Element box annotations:
☆ ☆ ☆ ☆ ☆ ☆ ☆

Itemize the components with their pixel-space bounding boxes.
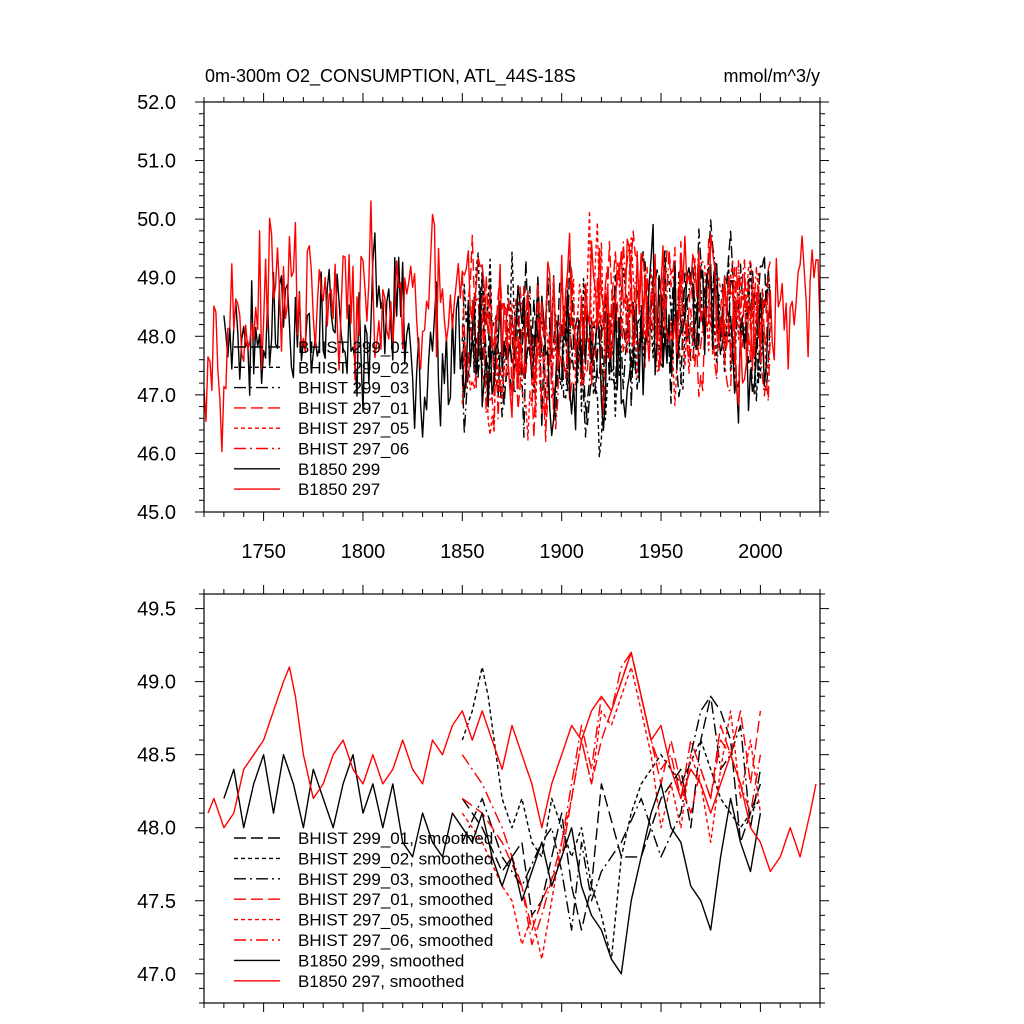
y-tick-label: 49.0 xyxy=(137,672,176,694)
units-label: mmol/m^3/y xyxy=(724,66,820,86)
x-tick-label: 1950 xyxy=(639,541,684,563)
series-line-bhist-299-02 xyxy=(461,251,771,458)
series-group xyxy=(207,651,817,975)
x-tick-label: 1900 xyxy=(539,541,584,563)
x-tick-label: 1800 xyxy=(341,541,386,563)
x-tick-label: 1750 xyxy=(241,541,286,563)
legend-entry: B1850 297, smoothed xyxy=(298,972,464,991)
y-tick-label: 48.0 xyxy=(137,818,176,840)
legend-entry: BHIST 297_01, smoothed xyxy=(298,890,493,909)
top-panel: 1750 1800 1850 1900 1950 2000 45.0 46.0 47.0 48.0… xyxy=(137,66,829,563)
series-line-bhist-299-03 xyxy=(461,219,771,438)
series-line-b1850-299-smoothed xyxy=(223,754,762,975)
legend-entry: B1850 297 xyxy=(298,480,380,499)
legend-entry: BHIST 297_05, smoothed xyxy=(298,911,493,930)
series-line-bhist-299-01-smoothed xyxy=(461,695,762,931)
legend-entry: BHIST 299_01, smoothed xyxy=(298,829,493,848)
x-tick-label: 2000 xyxy=(738,541,783,563)
y-tick-label: 47.0 xyxy=(137,964,176,986)
series-line-bhist-299-03-smoothed xyxy=(461,695,762,931)
legend-entry: BHIST 299_02, smoothed xyxy=(298,849,493,868)
legend-entry: B1850 299, smoothed xyxy=(298,951,464,970)
y-tick-label: 48.0 xyxy=(137,326,176,348)
legend-entry: BHIST 299_01 xyxy=(298,338,409,357)
legend-entry: BHIST 297_01 xyxy=(298,399,409,418)
x-tick-label: 1850 xyxy=(440,541,485,563)
legend-entry: BHIST 299_02 xyxy=(298,358,409,377)
y-tick-label: 50.0 xyxy=(137,209,176,231)
series-line-bhist-299-02-smoothed xyxy=(461,666,761,960)
bottom-panel: 47.0 47.5 48.0 48.5 49.0 49.5 BHIST 299_01, sm… xyxy=(137,585,829,1012)
chart-title: 0m-300m O2_CONSUMPTION, ATL_44S-18S xyxy=(205,66,576,87)
y-tick-label: 49.5 xyxy=(137,599,176,621)
series-line-b1850-297 xyxy=(204,200,820,453)
y-tick-label: 47.0 xyxy=(137,385,176,407)
legend-entry: BHIST 297_06 xyxy=(298,440,409,459)
y-tick-label: 51.0 xyxy=(137,151,176,173)
y-tick-label: 49.0 xyxy=(137,268,176,290)
y-tick-label: 46.0 xyxy=(137,443,176,465)
y-tick-label: 45.0 xyxy=(137,502,176,524)
y-tick-label: 52.0 xyxy=(137,92,176,114)
legend-entry: BHIST 299_03, smoothed xyxy=(298,870,493,889)
legend-entry: BHIST 297_06, smoothed xyxy=(298,931,493,950)
legend-entry: BHIST 299_03 xyxy=(298,379,409,398)
y-tick-label: 48.5 xyxy=(137,745,176,767)
plot-frame xyxy=(203,101,821,513)
series-line-bhist-297-05-smoothed xyxy=(461,666,762,960)
series-group xyxy=(204,200,820,458)
legend-entry: BHIST 297_05 xyxy=(298,419,409,438)
series-line-bhist-297-06-smoothed xyxy=(461,651,762,946)
legend-entry: B1850 299 xyxy=(298,460,380,479)
series-line-b1850-297-smoothed xyxy=(207,651,817,873)
y-tick-label: 47.5 xyxy=(137,891,176,913)
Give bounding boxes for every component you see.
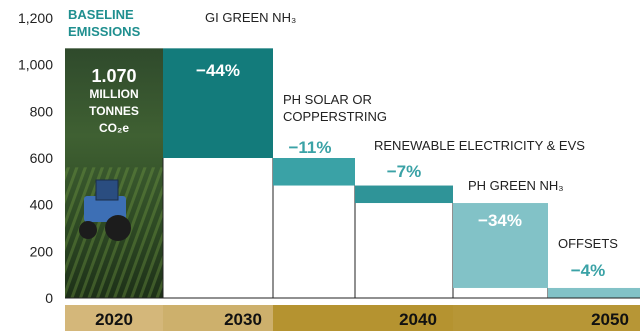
x-axis-band [453, 305, 640, 331]
waterfall-bar [273, 158, 355, 186]
y-tick-label: 600 [30, 150, 54, 166]
y-tick-label: 1,000 [18, 57, 53, 73]
step-percent: −7% [387, 162, 422, 181]
y-tick-label: 0 [45, 290, 53, 306]
waterfall-bar [163, 48, 273, 159]
waterfall-bar [453, 203, 548, 288]
step-percent: −4% [571, 261, 606, 280]
step-label: GI GREEN NH₃ [205, 10, 296, 25]
x-axis-band [273, 305, 453, 331]
baseline-value: 1.070 [91, 66, 136, 86]
x-axis-label: 2050 [591, 310, 629, 329]
y-tick-label: 1,200 [18, 10, 53, 26]
x-axis-band [163, 305, 273, 331]
baseline-unit: CO₂e [99, 121, 129, 135]
waterfall-bar [548, 287, 640, 298]
waterfall-bar [355, 185, 453, 204]
tractor-wheel-icon [79, 221, 97, 239]
step-percent: −11% [288, 138, 331, 157]
x-axis-band [65, 305, 163, 331]
baseline-heading: EMISSIONS [68, 24, 141, 39]
baseline-unit: MILLION [89, 87, 138, 101]
x-axis-label: 2020 [95, 310, 133, 329]
step-label: OFFSETS [558, 236, 618, 251]
baseline-heading: BASELINE [68, 7, 134, 22]
step-percent: −44% [196, 61, 240, 80]
step-label: PH SOLAR OR [283, 92, 372, 107]
step-label: COPPERSTRING [283, 109, 387, 124]
y-tick-label: 400 [30, 197, 54, 213]
step-label: RENEWABLE ELECTRICITY & EVS [374, 138, 585, 153]
tractor-cab-icon [95, 179, 119, 201]
x-axis-label: 2030 [224, 310, 262, 329]
tractor-wheel-icon [105, 215, 131, 241]
x-axis-label: 2040 [399, 310, 437, 329]
baseline-unit: TONNES [89, 104, 139, 118]
y-tick-label: 800 [30, 103, 54, 119]
step-percent: −34% [478, 211, 522, 230]
y-tick-label: 200 [30, 243, 54, 259]
step-label: PH GREEN NH₃ [468, 178, 564, 193]
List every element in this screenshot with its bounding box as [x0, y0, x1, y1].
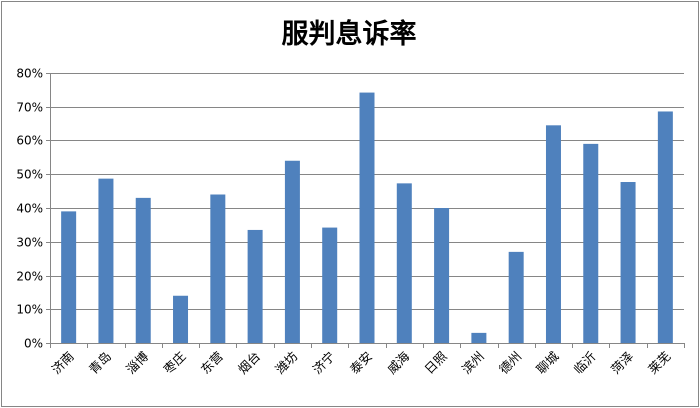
- x-tick-label: 泰安: [347, 349, 375, 377]
- bar-日照: [434, 208, 450, 343]
- x-tick-label: 菏泽: [608, 349, 636, 377]
- bar-青岛: [98, 178, 114, 343]
- y-tick-label: 50%: [16, 168, 43, 182]
- x-tick-label: 莱芜: [645, 349, 673, 377]
- bar-东营: [210, 194, 226, 343]
- bar-烟台: [247, 229, 263, 343]
- x-tick-label: 日照: [421, 349, 449, 377]
- y-tick-label: 0%: [24, 337, 43, 351]
- bar-枣庄: [173, 295, 189, 343]
- x-tick-label: 德州: [496, 349, 524, 377]
- bar-泰安: [359, 92, 375, 343]
- bar-滨州: [471, 332, 487, 343]
- x-tick-label: 潍坊: [272, 349, 300, 377]
- y-tick-label: 30%: [16, 236, 43, 250]
- y-tick-label: 40%: [16, 202, 43, 216]
- x-tick-label: 滨州: [459, 349, 487, 377]
- bar-临沂: [583, 143, 599, 343]
- x-tick-label: 东营: [198, 349, 226, 377]
- x-tick-label: 聊城: [533, 348, 562, 377]
- bar-威海: [396, 183, 412, 343]
- bar-济南: [61, 211, 77, 343]
- y-tick-label: 20%: [16, 270, 43, 284]
- x-tick-label: 威海: [384, 348, 413, 377]
- x-tick-label: 济宁: [310, 349, 338, 377]
- y-tick-label: 10%: [16, 303, 43, 317]
- x-tick-label: 临沂: [571, 349, 599, 377]
- bar-菏泽: [620, 182, 636, 343]
- bar-德州: [508, 251, 524, 343]
- bar-淄博: [135, 197, 151, 343]
- bar-济宁: [322, 227, 338, 343]
- x-tick-label: 烟台: [235, 349, 263, 377]
- axes: [50, 73, 684, 344]
- bars: [61, 92, 673, 343]
- chart-title: 服判息诉率: [281, 19, 417, 50]
- x-tick-label: 济南: [48, 349, 76, 377]
- bar-聊城: [545, 125, 561, 343]
- x-axis-labels: 济南 青岛 淄博 枣庄 东营 烟台 潍坊 济宁 泰安 威海 日照 滨州 德州 聊城 临沂 菏泽 莱芜: [48, 343, 685, 377]
- bar-莱芜: [657, 111, 673, 343]
- y-axis-ticks: 0% 10% 20% 30% 40% 50% 60% 70% 80%: [16, 67, 50, 351]
- y-tick-label: 60%: [16, 134, 43, 148]
- x-tick-label: 枣庄: [160, 349, 188, 377]
- bar-潍坊: [284, 160, 300, 343]
- y-tick-label: 80%: [16, 67, 43, 81]
- x-tick-label: 青岛: [86, 349, 114, 377]
- x-tick-label: 淄博: [123, 348, 152, 377]
- y-tick-label: 70%: [16, 101, 43, 115]
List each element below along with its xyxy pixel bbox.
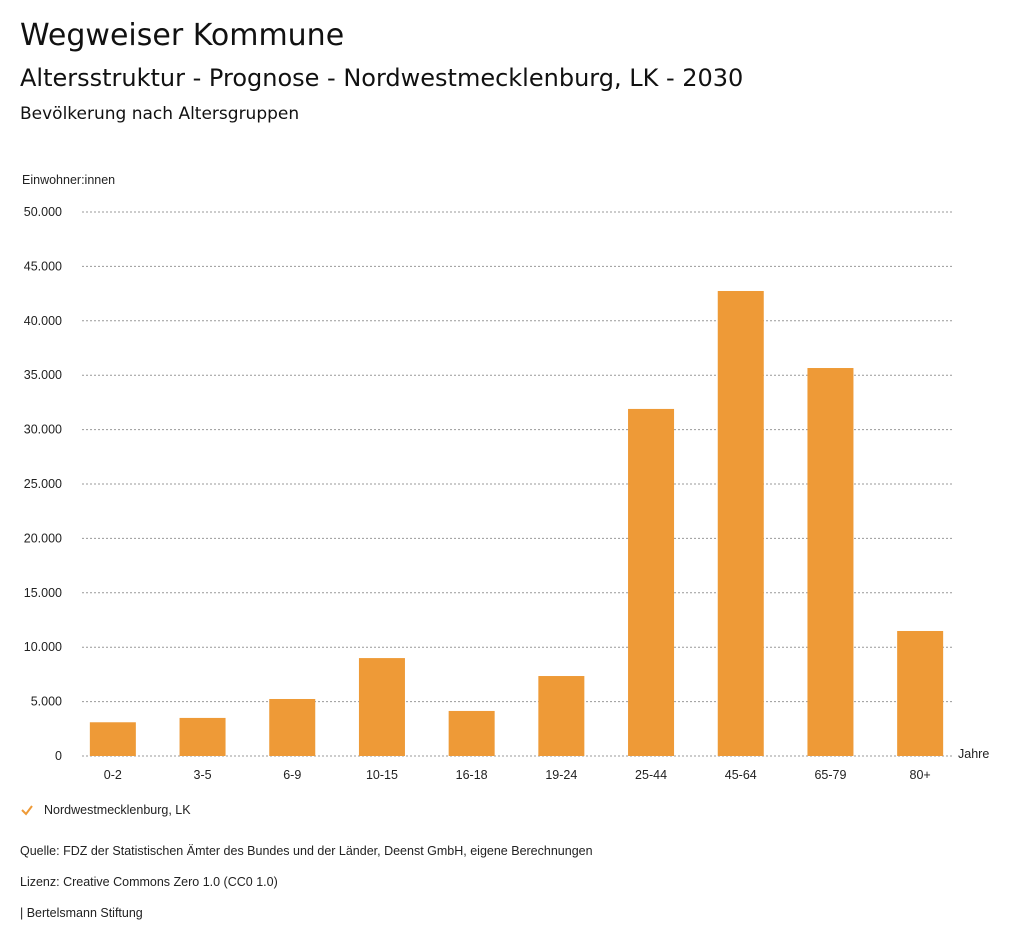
x-tick-label: 0-2 (104, 768, 122, 782)
check-icon (21, 805, 33, 816)
license-text: Lizenz: Creative Commons Zero 1.0 (CC0 1… (20, 875, 278, 889)
y-tick-label: 50.000 (24, 205, 62, 219)
y-tick-label: 30.000 (24, 423, 62, 437)
y-tick-label: 0 (55, 749, 62, 763)
bar (538, 676, 585, 756)
section-title: Bevölkerung nach Altersgruppen (20, 104, 300, 124)
y-tick-label: 5.000 (31, 695, 62, 709)
y-tick-label: 15.000 (24, 586, 62, 600)
y-tick-label: 25.000 (24, 477, 62, 491)
bar (179, 717, 226, 756)
brand-text: | Bertelsmann Stiftung (20, 906, 143, 920)
bar-chart: Einwohner:innen 0 5.000 10.000 15.000 20.000 2… (22, 173, 989, 782)
x-tick-label: 19-24 (545, 768, 577, 782)
x-tick-label: 6-9 (283, 768, 301, 782)
x-tick-label: 3-5 (194, 768, 212, 782)
source-text: Quelle: FDZ der Statistischen Ämter des … (20, 844, 593, 858)
x-tick-label: 45-64 (725, 768, 757, 782)
y-tick-label: 35.000 (24, 368, 62, 382)
y-tick-label: 20.000 (24, 531, 62, 545)
x-tick-label: 80+ (910, 768, 931, 782)
bar (89, 722, 136, 756)
y-tick-label: 40.000 (24, 314, 62, 328)
legend-item[interactable]: Nordwestmecklenburg, LK (20, 803, 191, 817)
bar (897, 630, 944, 756)
bar (269, 698, 316, 756)
y-tick-label: 45.000 (24, 259, 62, 273)
x-tick-label: 10-15 (366, 768, 398, 782)
bar (628, 408, 675, 756)
x-tick-label: 65-79 (814, 768, 846, 782)
y-tick-label: 10.000 (24, 640, 62, 654)
bar (358, 658, 405, 756)
page-title: Wegweiser Kommune (20, 18, 345, 53)
bar (807, 368, 854, 756)
x-axis-label: Jahre (958, 747, 989, 761)
x-tick-label: 25-44 (635, 768, 667, 782)
y-axis-label: Einwohner:innen (22, 173, 115, 187)
legend-label: Nordwestmecklenburg, LK (44, 803, 191, 817)
x-tick-label: 16-18 (456, 768, 488, 782)
bar (448, 710, 495, 756)
chart-subtitle: Altersstruktur - Prognose - Nordwestmeck… (20, 64, 744, 92)
bar (717, 290, 764, 756)
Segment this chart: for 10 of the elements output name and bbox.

☆ ☆ ☆ ☆ ☆ ☆ ☆

Job |
Retype the lines of the listing from the line with "- x-tick-label: 泰安: [347, 349, 375, 377]" up to and including the line with "- bar-东营: [210, 194, 226, 343]".

Solution for this task |
- x-tick-label: 泰安: [347, 349, 375, 377]
- bar-日照: [434, 208, 450, 343]
- x-tick-label: 菏泽: [608, 349, 636, 377]
- bar-青岛: [98, 178, 114, 343]
- y-tick-label: 50%: [16, 168, 43, 182]
- x-tick-label: 莱芜: [645, 349, 673, 377]
- bar-东营: [210, 194, 226, 343]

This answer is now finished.